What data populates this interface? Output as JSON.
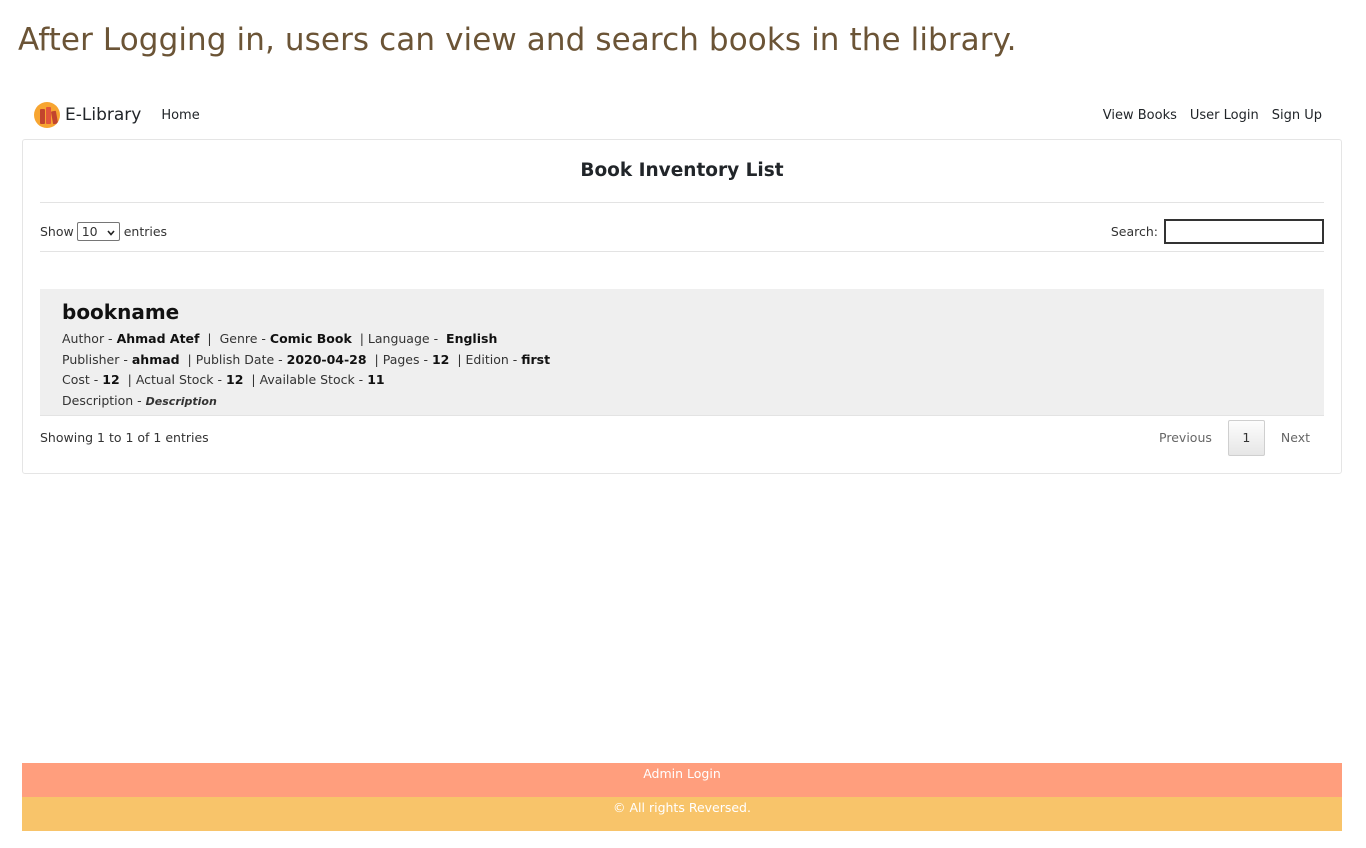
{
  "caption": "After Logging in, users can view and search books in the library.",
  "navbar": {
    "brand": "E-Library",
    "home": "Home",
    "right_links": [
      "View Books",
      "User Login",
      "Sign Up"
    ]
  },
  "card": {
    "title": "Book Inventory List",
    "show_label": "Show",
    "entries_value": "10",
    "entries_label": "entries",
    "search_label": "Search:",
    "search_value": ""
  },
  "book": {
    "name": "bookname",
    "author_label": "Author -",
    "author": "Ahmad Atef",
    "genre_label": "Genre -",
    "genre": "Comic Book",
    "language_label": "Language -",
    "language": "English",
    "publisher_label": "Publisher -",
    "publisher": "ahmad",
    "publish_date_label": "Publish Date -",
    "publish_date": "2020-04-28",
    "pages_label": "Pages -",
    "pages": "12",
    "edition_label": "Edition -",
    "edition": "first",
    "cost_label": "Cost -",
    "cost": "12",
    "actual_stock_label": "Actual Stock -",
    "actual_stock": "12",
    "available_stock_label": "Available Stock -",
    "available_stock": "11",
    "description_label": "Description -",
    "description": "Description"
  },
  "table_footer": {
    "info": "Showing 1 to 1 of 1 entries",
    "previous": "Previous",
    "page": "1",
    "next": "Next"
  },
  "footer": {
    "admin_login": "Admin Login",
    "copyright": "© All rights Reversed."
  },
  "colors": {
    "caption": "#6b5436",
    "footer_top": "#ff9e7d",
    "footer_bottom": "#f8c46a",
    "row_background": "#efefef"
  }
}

........

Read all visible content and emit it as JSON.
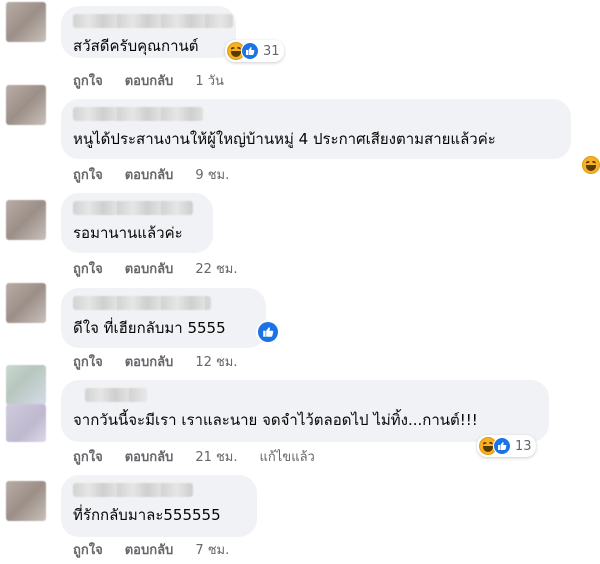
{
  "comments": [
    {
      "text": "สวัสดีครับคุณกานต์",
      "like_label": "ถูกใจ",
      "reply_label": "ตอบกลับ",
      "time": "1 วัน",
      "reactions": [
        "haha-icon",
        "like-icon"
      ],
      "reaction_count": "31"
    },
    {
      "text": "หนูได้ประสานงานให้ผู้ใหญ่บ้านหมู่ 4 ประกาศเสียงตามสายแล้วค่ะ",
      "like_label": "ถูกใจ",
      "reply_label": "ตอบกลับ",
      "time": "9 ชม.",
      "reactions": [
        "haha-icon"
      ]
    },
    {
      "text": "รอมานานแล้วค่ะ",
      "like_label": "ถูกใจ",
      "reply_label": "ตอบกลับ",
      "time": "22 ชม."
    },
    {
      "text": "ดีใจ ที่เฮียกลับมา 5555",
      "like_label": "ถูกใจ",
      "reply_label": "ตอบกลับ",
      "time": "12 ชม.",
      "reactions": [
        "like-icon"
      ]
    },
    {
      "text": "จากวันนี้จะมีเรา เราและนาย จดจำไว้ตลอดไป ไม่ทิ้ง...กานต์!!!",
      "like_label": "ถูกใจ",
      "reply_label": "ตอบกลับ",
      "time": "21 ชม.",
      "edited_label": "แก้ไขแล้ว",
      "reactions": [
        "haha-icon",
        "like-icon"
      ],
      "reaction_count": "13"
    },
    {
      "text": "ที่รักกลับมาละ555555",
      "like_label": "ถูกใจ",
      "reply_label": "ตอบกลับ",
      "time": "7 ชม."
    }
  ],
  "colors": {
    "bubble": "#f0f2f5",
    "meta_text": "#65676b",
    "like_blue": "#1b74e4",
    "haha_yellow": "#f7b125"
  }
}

........

— Task to complete —
Search the listing above for the string "Description". Copy every line that contains it.

— Task result —
    "description_label": "Description -",
    "description": "Description"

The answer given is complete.